= Entries shown =
┄┄┄┄┄┄┄┄┄┄┄┄┄┄┄┄┄┄┄┄

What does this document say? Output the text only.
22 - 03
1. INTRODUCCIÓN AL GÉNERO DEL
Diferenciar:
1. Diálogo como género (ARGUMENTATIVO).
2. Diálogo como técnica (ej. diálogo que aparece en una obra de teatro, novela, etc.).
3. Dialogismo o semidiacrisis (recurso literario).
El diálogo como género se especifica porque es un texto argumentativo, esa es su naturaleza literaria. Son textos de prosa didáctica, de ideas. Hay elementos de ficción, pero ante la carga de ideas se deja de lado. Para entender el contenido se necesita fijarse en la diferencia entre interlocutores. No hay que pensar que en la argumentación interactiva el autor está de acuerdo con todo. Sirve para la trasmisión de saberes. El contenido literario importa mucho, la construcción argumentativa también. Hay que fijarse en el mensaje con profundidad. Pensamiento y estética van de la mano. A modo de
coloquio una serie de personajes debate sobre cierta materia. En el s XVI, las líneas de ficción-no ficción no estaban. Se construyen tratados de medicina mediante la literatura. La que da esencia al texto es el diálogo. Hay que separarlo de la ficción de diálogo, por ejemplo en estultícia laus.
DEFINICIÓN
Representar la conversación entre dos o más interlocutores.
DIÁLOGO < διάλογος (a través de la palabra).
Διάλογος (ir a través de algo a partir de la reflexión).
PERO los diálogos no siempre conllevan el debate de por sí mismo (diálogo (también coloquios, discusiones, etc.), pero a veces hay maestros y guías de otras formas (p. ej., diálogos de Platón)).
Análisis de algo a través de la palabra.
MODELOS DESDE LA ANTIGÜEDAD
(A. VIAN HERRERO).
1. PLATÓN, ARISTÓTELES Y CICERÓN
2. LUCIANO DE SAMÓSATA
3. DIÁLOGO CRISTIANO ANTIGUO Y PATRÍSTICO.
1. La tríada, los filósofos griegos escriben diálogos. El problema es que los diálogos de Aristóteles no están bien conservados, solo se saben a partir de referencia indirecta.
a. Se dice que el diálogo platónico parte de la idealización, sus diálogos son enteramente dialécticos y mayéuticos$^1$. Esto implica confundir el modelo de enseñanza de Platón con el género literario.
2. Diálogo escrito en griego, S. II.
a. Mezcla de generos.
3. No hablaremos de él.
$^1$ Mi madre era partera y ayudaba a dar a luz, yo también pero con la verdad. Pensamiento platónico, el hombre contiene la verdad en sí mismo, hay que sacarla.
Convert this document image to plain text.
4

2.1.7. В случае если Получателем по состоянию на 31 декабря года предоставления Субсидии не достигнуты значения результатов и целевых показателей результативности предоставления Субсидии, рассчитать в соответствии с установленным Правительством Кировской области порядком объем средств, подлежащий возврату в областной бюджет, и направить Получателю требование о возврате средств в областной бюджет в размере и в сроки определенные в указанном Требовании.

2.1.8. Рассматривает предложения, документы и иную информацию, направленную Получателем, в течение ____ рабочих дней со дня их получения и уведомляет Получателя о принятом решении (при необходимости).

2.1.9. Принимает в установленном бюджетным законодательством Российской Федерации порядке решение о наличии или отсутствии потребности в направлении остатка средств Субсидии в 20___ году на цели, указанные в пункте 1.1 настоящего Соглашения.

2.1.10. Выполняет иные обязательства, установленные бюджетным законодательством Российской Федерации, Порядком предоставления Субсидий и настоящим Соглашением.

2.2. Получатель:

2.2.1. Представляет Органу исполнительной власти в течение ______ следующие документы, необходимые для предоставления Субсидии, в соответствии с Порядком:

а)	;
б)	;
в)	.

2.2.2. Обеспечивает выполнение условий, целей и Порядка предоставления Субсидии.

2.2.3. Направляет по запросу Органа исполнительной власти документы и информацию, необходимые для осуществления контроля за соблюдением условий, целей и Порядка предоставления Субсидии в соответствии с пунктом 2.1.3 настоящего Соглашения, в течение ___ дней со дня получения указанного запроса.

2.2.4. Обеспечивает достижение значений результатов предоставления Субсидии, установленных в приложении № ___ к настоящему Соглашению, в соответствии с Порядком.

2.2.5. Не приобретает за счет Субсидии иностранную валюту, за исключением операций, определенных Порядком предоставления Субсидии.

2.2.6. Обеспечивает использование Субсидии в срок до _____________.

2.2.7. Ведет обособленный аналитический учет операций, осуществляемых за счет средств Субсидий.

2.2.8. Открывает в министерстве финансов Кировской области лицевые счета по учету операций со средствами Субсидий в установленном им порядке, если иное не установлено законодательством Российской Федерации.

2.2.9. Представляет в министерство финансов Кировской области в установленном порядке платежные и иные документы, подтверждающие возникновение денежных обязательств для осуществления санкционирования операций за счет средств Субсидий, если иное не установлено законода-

┄┄┄┄┄┄┄┄┄┄┄┄┄┄┄┄┄┄┄┄

= Written problem =
Only the number should be given: how many lines of the data contain the word "настоящего"?

= Answer to the problem =
2